-- BEGIN Given information --

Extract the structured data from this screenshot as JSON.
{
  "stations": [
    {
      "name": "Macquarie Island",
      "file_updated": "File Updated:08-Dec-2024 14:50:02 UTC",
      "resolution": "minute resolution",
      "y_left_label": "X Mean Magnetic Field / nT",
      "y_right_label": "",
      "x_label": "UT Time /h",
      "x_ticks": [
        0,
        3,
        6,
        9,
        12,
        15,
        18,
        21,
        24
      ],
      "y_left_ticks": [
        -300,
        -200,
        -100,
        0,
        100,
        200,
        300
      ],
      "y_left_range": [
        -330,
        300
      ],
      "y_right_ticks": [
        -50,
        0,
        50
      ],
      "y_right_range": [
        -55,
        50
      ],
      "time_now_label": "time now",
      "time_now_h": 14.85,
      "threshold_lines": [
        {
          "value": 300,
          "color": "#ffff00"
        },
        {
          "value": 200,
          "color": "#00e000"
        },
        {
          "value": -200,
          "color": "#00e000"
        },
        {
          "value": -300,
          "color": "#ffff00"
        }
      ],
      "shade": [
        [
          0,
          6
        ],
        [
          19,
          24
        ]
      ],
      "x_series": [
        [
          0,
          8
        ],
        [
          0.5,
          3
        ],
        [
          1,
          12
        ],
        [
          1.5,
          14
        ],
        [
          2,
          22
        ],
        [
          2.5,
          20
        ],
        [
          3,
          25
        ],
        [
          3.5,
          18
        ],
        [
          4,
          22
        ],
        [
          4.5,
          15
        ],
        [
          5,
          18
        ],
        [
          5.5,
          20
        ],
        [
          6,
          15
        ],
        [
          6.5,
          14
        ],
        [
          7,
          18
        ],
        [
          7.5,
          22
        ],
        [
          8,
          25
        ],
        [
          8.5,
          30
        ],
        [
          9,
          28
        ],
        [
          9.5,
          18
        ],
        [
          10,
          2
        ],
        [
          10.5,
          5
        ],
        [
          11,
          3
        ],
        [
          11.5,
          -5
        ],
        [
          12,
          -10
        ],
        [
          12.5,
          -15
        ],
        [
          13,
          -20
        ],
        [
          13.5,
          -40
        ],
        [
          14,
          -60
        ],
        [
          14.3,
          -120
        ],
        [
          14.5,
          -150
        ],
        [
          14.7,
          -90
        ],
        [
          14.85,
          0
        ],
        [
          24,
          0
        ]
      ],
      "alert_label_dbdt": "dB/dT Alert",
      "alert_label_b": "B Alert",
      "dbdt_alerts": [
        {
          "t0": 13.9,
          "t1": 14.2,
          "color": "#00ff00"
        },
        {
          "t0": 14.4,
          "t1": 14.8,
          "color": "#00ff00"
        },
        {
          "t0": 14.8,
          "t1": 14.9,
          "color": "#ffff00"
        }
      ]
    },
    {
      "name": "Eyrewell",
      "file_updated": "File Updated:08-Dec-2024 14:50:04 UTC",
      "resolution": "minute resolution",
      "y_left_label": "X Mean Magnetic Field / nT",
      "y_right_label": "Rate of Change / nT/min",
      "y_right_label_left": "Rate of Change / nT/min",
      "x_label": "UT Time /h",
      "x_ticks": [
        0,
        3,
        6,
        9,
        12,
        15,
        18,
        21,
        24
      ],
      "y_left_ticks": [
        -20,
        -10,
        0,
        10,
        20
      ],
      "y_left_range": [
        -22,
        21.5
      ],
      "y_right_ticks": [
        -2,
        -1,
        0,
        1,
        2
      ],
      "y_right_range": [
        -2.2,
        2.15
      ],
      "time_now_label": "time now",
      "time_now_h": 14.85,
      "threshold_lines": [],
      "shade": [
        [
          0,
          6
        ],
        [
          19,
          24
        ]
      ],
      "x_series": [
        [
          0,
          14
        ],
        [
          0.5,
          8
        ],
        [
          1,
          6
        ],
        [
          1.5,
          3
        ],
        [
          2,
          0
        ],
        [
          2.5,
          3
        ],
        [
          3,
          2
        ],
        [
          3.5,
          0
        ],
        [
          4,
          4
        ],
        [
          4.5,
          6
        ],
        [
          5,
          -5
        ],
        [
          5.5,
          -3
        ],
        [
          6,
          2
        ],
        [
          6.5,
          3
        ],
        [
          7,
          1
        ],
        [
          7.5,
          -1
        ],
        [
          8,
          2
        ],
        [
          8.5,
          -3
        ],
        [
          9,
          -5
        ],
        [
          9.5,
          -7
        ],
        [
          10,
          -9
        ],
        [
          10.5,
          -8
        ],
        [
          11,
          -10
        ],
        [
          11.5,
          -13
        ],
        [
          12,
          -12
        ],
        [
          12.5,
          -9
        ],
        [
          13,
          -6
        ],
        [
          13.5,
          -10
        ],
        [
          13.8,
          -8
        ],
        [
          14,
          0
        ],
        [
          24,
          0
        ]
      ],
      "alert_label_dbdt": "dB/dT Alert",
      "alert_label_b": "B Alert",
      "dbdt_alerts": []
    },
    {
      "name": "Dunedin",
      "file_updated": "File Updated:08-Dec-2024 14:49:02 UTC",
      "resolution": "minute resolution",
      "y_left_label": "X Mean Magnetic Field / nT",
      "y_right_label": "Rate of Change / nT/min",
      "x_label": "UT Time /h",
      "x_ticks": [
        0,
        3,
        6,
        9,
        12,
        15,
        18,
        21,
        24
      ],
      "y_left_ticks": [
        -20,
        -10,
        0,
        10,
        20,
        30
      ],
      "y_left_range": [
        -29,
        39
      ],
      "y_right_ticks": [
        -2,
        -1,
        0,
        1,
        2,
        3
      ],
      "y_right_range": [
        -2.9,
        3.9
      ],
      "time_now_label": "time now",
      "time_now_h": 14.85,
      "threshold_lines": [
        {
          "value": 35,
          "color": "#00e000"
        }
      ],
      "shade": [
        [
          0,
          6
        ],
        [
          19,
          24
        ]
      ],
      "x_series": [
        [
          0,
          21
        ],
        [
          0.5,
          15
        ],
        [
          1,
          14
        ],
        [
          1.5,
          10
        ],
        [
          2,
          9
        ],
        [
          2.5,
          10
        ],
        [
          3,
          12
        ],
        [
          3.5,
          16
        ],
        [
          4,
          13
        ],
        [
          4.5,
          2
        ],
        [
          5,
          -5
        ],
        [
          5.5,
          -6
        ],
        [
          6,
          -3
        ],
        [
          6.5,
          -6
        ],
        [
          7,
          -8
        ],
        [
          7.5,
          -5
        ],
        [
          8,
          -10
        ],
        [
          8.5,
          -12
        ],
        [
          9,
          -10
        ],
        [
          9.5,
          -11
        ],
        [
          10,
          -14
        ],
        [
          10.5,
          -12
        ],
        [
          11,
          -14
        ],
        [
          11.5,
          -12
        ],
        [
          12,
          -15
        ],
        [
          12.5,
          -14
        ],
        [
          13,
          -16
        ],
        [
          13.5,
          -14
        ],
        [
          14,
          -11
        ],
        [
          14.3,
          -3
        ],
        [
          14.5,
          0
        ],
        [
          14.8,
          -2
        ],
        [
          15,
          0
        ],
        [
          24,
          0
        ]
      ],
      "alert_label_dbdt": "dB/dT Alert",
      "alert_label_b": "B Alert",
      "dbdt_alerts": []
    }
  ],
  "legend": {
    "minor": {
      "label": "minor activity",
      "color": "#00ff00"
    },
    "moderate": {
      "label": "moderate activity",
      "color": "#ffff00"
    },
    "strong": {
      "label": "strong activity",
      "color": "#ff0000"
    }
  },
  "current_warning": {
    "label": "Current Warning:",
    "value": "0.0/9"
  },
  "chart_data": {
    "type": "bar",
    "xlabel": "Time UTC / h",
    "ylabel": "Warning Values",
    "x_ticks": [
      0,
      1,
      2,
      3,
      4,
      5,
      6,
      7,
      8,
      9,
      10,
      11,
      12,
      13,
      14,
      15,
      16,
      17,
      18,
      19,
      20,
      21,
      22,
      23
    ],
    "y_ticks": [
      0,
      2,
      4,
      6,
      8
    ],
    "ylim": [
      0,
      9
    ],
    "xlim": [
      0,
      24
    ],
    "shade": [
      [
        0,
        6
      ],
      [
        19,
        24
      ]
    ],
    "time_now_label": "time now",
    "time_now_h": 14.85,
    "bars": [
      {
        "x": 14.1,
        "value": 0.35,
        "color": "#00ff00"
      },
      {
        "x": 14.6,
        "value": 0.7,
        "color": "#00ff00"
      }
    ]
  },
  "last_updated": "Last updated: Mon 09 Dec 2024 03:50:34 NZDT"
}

-- END Given information --

**Exercise:** State how many lines hold the word "name". The number is the whole answer.

**Response to this task:** 3